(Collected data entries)
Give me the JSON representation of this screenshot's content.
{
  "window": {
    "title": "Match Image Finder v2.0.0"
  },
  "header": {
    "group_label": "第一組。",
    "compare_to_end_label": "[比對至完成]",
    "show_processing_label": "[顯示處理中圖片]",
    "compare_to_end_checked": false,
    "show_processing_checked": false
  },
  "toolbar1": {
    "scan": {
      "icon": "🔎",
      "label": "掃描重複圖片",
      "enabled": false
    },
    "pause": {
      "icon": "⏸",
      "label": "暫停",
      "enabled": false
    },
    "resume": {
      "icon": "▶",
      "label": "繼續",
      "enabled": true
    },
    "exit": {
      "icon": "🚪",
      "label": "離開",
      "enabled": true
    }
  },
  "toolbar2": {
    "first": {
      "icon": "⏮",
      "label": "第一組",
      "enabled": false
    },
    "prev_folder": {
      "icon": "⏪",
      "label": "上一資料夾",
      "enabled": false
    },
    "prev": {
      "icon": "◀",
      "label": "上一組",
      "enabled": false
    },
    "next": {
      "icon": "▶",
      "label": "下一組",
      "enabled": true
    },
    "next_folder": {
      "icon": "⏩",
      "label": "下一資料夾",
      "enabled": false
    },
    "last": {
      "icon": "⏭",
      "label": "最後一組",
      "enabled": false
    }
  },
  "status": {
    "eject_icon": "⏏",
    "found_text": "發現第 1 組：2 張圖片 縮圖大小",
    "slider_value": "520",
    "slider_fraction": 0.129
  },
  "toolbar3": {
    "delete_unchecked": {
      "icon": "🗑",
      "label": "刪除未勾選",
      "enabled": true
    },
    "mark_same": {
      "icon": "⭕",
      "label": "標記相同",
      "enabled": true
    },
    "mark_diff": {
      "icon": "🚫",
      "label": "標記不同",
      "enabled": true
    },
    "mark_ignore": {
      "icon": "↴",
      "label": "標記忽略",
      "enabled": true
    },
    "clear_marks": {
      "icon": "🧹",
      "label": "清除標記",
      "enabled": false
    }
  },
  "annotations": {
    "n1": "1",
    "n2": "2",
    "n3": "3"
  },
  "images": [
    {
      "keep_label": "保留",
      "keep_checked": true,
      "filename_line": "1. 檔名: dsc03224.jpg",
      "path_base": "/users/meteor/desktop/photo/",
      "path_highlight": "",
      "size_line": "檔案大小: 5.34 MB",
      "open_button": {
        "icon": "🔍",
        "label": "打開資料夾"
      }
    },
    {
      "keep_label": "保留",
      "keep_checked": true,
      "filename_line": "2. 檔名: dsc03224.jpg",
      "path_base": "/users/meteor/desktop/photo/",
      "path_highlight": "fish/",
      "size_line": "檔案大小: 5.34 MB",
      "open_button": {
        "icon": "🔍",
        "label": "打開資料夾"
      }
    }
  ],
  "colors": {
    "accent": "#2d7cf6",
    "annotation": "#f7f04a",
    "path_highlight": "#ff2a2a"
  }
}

(REQUIREMENTS):
Each record above should be restated word for word.

(EXERCISE OUTPUT):
Give me the JSON representation of this screenshot's content.
{
  "window": {
    "title": "Match Image Finder v2.0.0"
  },
  "header": {
    "group_label": "第一組。",
    "compare_to_end_label": "[比對至完成]",
    "show_processing_label": "[顯示處理中圖片]",
    "compare_to_end_checked": false,
    "show_processing_checked": false
  },
  "toolbar1": {
    "scan": {
      "icon": "🔎",
      "label": "掃描重複圖片",
      "enabled": false
    },
    "pause": {
      "icon": "⏸",
      "label": "暫停",
      "enabled": false
    },
    "resume": {
      "icon": "▶",
      "label": "繼續",
      "enabled": true
    },
    "exit": {
      "icon": "🚪",
      "label": "離開",
      "enabled": true
    }
  },
  "toolbar2": {
    "first": {
      "icon": "⏮",
      "label": "第一組",
      "enabled": false
    },
    "prev_folder": {
      "icon": "⏪",
      "label": "上一資料夾",
      "enabled": false
    },
    "prev": {
      "icon": "◀",
      "label": "上一組",
      "enabled": false
    },
    "next": {
      "icon": "▶",
      "label": "下一組",
      "enabled": true
    },
    "next_folder": {
      "icon": "⏩",
      "label": "下一資料夾",
      "enabled": false
    },
    "last": {
      "icon": "⏭",
      "label": "最後一組",
      "enabled": false
    }
  },
  "status": {
    "eject_icon": "⏏",
    "found_text": "發現第 1 組：2 張圖片 縮圖大小",
    "slider_value": "520",
    "slider_fraction": 0.129
  },
  "toolbar3": {
    "delete_unchecked": {
      "icon": "🗑",
      "label": "刪除未勾選",
      "enabled": true
    },
    "mark_same": {
      "icon": "⭕",
      "label": "標記相同",
      "enabled": true
    },
    "mark_diff": {
      "icon": "🚫",
      "label": "標記不同",
      "enabled": true
    },
    "mark_ignore": {
      "icon": "↴",
      "label": "標記忽略",
      "enabled": true
    },
    "clear_marks": {
      "icon": "🧹",
      "label": "清除標記",
      "enabled": false
    }
  },
  "annotations": {
    "n1": "1",
    "n2": "2",
    "n3": "3"
  },
  "images": [
    {
      "keep_label": "保留",
      "keep_checked": true,
      "filename_line": "1. 檔名: dsc03224.jpg",
      "path_base": "/users/meteor/desktop/photo/",
      "path_highlight": "",
      "size_line": "檔案大小: 5.34 MB",
      "open_button": {
        "icon": "🔍",
        "label": "打開資料夾"
      }
    },
    {
      "keep_label": "保留",
      "keep_checked": true,
      "filename_line": "2. 檔名: dsc03224.jpg",
      "path_base": "/users/meteor/desktop/photo/",
      "path_highlight": "fish/",
      "size_line": "檔案大小: 5.34 MB",
      "open_button": {
        "icon": "🔍",
        "label": "打開資料夾"
      }
    }
  ],
  "colors": {
    "accent": "#2d7cf6",
    "annotation": "#f7f04a",
    "path_highlight": "#ff2a2a"
  }
}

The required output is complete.